SHORT TASK =
Find every line in the listing below that contains the word "Diaria" and copy each one in full. Treat uppercase and lowercase as different.
↓
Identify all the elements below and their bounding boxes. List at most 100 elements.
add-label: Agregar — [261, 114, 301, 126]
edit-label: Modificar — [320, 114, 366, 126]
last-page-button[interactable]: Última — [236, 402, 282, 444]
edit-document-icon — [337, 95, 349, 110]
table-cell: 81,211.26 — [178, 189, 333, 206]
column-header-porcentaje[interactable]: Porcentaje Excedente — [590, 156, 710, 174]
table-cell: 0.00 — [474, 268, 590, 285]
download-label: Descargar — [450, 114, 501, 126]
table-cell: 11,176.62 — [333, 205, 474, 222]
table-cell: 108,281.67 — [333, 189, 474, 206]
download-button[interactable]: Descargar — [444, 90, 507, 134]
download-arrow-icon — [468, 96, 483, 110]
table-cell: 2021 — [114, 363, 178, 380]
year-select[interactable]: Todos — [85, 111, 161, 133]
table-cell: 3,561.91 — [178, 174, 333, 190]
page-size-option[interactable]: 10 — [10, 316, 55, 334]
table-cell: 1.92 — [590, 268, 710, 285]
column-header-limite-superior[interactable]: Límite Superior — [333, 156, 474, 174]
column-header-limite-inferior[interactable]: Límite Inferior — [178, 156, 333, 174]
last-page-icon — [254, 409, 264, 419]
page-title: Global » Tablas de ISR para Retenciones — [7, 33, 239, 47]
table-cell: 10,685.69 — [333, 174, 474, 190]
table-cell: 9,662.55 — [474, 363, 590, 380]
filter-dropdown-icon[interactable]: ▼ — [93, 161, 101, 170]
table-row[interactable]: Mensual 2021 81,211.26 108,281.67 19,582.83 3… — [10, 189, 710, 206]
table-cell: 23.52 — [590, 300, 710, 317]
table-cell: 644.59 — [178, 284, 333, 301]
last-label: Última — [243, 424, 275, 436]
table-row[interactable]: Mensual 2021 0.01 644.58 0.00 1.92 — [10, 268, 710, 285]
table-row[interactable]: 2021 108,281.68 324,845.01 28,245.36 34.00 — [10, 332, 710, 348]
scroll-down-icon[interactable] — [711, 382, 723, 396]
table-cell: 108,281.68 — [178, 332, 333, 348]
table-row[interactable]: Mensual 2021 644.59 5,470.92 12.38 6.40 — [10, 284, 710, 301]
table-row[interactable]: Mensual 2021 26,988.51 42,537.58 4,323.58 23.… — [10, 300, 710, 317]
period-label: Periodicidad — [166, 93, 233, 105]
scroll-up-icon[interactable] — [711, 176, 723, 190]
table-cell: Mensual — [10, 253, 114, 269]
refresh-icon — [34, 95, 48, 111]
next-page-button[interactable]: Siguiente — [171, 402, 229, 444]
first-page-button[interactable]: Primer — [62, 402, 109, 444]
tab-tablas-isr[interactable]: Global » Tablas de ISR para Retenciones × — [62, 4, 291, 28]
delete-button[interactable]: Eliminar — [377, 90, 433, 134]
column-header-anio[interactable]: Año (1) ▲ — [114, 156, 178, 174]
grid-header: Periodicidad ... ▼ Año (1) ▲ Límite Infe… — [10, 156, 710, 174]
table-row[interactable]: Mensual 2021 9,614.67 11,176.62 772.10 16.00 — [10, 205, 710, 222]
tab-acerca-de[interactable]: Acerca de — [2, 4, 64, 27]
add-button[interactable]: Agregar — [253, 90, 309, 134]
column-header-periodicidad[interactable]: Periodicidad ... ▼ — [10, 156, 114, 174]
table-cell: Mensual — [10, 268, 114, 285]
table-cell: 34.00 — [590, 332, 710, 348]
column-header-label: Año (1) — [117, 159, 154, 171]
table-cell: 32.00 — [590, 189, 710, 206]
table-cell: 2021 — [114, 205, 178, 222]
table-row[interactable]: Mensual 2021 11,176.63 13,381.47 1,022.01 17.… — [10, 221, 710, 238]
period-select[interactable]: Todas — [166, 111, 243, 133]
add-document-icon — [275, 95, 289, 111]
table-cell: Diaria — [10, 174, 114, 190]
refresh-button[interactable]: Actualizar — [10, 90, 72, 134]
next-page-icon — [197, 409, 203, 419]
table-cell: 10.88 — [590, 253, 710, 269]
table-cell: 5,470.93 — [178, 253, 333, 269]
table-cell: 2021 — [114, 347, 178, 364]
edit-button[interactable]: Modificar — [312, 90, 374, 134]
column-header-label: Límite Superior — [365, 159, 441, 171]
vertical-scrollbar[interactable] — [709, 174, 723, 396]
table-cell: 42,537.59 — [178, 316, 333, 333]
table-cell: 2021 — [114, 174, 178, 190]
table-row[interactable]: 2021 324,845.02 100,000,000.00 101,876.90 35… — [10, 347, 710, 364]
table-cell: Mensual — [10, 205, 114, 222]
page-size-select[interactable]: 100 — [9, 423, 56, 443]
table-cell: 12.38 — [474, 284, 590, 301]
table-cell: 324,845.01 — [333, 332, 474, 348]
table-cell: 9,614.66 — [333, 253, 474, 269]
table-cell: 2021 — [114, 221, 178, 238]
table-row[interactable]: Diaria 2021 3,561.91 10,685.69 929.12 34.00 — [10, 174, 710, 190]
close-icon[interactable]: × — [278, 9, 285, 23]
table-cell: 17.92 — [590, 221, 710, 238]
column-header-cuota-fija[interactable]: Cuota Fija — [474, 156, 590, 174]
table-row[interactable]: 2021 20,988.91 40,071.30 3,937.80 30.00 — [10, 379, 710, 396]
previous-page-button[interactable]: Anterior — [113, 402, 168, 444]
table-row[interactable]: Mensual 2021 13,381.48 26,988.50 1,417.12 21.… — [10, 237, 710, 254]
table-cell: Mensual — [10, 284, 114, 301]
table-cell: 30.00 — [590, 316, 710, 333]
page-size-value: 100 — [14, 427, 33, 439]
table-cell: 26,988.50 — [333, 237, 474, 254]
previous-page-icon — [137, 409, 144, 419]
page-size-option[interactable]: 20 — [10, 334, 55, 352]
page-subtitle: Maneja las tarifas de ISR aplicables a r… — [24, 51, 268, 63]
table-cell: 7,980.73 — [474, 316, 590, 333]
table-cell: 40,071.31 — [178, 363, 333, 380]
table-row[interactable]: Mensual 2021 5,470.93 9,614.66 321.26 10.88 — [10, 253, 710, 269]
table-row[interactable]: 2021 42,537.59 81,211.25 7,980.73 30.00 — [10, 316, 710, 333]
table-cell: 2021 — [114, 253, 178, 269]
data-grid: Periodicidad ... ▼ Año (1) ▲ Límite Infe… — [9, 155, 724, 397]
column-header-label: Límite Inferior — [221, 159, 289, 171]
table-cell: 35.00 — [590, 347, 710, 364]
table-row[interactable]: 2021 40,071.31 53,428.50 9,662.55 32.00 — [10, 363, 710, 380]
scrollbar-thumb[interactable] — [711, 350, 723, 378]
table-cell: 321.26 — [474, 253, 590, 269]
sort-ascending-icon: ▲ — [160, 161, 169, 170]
↑
RESPONSE TO THE TASK =
table-cell: Diaria — [10, 174, 114, 190]
table-row[interactable]: Diaria 2021 3,561.91 10,685.69 929.12 34.00 — [10, 174, 710, 190]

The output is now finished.